What the task asks:
Using the data below, copy every line that contains the word "offset".

Raw records:
┌──
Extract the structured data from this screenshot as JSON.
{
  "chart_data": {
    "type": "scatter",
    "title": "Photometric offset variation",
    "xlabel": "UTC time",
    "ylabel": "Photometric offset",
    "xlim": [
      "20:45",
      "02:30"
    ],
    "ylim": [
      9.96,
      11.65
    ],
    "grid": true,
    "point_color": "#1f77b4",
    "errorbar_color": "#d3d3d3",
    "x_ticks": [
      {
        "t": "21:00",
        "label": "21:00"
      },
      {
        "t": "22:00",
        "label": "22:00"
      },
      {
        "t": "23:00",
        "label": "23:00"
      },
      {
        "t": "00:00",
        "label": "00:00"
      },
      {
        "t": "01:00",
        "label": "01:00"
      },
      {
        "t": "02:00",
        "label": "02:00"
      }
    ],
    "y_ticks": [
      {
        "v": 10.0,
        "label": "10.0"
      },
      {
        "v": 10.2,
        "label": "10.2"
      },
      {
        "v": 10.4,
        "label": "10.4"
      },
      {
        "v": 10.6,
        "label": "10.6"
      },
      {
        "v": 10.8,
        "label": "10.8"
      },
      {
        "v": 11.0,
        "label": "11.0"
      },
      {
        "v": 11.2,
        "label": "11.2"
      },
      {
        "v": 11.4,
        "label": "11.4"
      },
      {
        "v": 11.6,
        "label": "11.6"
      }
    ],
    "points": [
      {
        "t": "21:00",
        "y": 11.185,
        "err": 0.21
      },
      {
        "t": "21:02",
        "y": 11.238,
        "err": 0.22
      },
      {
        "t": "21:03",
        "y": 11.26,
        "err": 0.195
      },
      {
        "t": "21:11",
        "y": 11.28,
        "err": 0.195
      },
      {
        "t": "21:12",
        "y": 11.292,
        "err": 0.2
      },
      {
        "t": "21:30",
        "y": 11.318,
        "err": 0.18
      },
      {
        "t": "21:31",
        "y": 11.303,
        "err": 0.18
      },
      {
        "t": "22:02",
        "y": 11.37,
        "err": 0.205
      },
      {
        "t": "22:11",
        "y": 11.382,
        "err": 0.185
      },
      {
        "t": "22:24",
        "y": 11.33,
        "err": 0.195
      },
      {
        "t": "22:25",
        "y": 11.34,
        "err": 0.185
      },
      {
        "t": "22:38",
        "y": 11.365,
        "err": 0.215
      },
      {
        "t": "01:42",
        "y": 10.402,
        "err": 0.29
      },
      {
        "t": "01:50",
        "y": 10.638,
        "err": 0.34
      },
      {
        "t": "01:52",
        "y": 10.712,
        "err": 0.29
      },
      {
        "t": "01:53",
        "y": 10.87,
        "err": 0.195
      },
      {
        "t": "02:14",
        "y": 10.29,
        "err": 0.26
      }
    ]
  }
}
└──
Answer to the exercise:
    "title": "Photometric offset variation",
    "ylabel": "Photometric offset",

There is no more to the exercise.